**What is being asked**
Provide nothing but the number of lines containing the string "flag".

— begin Source records —

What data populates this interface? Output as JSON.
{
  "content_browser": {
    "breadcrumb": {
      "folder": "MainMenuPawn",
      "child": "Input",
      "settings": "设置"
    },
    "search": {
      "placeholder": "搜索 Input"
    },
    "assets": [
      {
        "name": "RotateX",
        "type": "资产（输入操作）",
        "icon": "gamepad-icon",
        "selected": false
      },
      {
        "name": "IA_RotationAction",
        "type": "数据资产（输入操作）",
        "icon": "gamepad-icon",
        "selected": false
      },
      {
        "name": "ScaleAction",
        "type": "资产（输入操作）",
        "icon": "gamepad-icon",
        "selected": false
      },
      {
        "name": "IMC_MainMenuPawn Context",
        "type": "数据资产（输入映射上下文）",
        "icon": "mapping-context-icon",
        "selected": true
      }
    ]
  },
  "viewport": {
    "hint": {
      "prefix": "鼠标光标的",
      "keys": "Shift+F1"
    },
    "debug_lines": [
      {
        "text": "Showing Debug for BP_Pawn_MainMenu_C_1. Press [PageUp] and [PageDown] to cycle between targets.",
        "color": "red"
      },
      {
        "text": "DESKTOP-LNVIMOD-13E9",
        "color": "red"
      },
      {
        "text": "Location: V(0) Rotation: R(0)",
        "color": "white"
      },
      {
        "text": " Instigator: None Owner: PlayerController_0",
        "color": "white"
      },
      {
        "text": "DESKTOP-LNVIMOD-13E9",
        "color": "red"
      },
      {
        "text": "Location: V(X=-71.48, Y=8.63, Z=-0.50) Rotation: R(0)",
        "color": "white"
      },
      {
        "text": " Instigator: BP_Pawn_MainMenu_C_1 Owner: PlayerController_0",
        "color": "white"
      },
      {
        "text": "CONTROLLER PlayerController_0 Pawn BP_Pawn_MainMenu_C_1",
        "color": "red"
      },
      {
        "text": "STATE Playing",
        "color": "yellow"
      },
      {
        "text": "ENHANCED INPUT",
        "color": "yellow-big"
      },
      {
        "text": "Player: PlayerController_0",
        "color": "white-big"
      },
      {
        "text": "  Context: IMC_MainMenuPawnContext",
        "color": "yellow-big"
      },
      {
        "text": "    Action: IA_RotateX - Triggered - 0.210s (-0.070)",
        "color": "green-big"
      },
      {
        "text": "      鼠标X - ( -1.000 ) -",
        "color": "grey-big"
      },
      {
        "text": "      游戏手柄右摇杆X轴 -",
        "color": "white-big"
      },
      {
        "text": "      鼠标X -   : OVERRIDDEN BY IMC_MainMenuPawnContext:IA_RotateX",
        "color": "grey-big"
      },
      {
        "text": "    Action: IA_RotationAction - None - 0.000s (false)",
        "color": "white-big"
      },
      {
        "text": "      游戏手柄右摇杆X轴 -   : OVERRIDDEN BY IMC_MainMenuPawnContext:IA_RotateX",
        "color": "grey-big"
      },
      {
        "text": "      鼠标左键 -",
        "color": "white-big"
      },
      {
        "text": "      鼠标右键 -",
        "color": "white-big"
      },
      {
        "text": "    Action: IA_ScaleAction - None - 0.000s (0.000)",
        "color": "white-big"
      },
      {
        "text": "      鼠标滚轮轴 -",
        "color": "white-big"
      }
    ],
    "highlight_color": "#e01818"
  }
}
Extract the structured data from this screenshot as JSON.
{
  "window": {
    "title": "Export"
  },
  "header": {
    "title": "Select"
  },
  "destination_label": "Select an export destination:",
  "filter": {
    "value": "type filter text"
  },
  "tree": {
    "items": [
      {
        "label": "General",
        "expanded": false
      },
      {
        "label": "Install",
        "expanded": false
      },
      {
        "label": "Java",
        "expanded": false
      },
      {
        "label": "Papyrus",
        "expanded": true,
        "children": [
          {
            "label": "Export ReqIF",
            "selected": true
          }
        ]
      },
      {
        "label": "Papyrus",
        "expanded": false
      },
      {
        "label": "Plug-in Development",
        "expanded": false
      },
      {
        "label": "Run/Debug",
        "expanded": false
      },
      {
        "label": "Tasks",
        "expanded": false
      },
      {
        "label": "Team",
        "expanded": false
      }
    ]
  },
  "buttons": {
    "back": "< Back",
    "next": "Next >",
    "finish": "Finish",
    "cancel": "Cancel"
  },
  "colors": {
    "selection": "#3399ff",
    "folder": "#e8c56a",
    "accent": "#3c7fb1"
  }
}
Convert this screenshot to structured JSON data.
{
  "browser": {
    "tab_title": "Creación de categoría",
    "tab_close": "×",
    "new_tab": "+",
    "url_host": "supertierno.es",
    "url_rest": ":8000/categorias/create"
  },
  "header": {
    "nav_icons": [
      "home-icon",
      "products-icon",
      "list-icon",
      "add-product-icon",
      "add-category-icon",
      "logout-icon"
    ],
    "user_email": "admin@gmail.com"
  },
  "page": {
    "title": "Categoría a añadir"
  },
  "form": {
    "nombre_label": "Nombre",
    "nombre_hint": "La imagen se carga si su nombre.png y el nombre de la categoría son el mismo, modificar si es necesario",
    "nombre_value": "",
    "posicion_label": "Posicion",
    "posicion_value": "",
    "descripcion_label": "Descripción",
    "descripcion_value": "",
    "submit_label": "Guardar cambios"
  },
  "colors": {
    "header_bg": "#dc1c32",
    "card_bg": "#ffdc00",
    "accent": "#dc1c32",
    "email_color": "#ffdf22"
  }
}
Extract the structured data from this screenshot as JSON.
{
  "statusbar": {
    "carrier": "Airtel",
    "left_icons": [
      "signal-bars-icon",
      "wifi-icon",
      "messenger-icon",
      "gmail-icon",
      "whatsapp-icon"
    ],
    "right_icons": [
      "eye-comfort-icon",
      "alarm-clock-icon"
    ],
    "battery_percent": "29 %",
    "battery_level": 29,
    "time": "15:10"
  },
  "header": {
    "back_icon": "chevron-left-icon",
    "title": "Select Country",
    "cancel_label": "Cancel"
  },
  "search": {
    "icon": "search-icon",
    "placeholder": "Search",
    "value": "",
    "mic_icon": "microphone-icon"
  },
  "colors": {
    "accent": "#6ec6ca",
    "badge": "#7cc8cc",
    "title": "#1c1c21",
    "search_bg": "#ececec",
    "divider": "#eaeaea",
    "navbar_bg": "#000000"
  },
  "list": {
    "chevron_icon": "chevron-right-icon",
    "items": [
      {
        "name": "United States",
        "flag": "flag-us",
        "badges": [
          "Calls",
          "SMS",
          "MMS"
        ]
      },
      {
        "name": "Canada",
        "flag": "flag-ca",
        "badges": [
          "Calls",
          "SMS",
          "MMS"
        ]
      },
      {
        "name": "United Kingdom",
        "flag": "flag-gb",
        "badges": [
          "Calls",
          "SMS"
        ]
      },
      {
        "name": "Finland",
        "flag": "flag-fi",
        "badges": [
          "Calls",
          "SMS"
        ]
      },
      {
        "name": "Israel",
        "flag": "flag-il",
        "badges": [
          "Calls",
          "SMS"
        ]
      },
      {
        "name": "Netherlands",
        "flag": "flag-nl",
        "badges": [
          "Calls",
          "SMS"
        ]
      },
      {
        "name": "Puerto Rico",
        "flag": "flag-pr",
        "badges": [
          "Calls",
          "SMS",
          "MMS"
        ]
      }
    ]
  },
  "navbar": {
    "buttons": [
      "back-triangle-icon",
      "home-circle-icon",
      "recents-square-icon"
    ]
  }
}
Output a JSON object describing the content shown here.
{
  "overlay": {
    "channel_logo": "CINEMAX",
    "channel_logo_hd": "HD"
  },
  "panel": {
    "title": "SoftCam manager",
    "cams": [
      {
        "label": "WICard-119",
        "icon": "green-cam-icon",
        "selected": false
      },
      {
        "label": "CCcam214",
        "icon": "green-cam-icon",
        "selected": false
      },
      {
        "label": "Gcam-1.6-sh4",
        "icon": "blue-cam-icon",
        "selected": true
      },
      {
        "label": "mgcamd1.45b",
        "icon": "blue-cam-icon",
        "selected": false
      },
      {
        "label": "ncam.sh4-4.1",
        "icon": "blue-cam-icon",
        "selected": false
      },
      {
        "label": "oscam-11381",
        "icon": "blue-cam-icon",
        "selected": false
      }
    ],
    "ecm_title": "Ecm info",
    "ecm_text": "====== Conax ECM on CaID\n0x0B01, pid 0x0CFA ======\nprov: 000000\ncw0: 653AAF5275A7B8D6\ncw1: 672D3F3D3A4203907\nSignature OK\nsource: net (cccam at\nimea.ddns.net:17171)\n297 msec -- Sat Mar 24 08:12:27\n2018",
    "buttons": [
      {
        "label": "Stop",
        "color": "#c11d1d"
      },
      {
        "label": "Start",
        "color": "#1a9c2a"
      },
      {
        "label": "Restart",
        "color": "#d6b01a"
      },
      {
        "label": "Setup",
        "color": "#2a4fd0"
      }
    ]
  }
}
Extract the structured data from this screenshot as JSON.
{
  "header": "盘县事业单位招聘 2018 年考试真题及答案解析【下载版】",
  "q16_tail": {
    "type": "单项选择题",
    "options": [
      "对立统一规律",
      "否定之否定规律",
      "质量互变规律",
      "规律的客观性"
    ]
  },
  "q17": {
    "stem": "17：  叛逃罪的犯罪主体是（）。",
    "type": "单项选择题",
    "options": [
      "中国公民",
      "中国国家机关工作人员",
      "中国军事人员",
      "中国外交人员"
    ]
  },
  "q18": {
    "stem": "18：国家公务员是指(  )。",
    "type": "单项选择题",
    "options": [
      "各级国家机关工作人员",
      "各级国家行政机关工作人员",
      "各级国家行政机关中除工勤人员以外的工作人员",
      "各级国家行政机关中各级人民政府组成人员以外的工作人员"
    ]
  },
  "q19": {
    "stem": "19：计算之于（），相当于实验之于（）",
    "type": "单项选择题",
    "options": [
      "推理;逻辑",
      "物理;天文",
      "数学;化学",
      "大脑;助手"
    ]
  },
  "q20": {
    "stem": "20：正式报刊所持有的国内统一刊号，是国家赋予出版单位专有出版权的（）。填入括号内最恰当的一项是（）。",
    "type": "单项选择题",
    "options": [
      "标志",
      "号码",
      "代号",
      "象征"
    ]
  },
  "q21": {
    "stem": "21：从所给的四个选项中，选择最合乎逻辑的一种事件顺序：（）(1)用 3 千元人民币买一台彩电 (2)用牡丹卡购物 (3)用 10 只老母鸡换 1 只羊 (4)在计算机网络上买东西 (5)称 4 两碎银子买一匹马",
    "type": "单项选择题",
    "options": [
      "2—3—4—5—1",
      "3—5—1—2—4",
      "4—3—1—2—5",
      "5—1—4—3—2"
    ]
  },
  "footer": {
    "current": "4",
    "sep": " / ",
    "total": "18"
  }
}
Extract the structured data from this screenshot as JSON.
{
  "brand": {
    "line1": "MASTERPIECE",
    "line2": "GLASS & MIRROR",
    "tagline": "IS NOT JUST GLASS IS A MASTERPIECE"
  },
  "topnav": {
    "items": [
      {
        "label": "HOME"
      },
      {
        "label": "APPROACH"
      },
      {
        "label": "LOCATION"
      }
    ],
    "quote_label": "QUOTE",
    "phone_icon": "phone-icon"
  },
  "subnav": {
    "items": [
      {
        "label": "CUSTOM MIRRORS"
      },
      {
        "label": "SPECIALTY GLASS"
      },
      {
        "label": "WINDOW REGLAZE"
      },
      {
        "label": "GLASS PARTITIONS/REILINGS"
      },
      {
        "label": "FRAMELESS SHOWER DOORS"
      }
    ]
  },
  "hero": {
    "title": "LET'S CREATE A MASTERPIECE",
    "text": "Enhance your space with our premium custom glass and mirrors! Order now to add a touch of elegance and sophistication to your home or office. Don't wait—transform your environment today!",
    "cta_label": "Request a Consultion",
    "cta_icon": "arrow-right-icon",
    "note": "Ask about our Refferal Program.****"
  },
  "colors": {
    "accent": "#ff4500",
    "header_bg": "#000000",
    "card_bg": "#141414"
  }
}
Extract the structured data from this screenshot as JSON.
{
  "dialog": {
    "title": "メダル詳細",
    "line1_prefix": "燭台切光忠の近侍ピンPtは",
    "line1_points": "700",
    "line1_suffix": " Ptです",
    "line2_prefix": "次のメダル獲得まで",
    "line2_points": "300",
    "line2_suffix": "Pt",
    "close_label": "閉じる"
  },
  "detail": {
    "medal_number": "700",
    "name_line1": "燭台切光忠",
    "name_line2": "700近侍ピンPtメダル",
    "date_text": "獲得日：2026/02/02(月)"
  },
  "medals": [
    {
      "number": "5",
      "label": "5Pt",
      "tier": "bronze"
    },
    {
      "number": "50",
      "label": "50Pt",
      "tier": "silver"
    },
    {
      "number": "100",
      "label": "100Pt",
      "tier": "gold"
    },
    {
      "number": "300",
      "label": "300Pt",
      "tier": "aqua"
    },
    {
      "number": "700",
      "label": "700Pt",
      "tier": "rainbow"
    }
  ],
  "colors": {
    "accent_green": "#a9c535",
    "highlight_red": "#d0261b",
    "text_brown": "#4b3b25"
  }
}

— end Source records —

**Output of the task**
7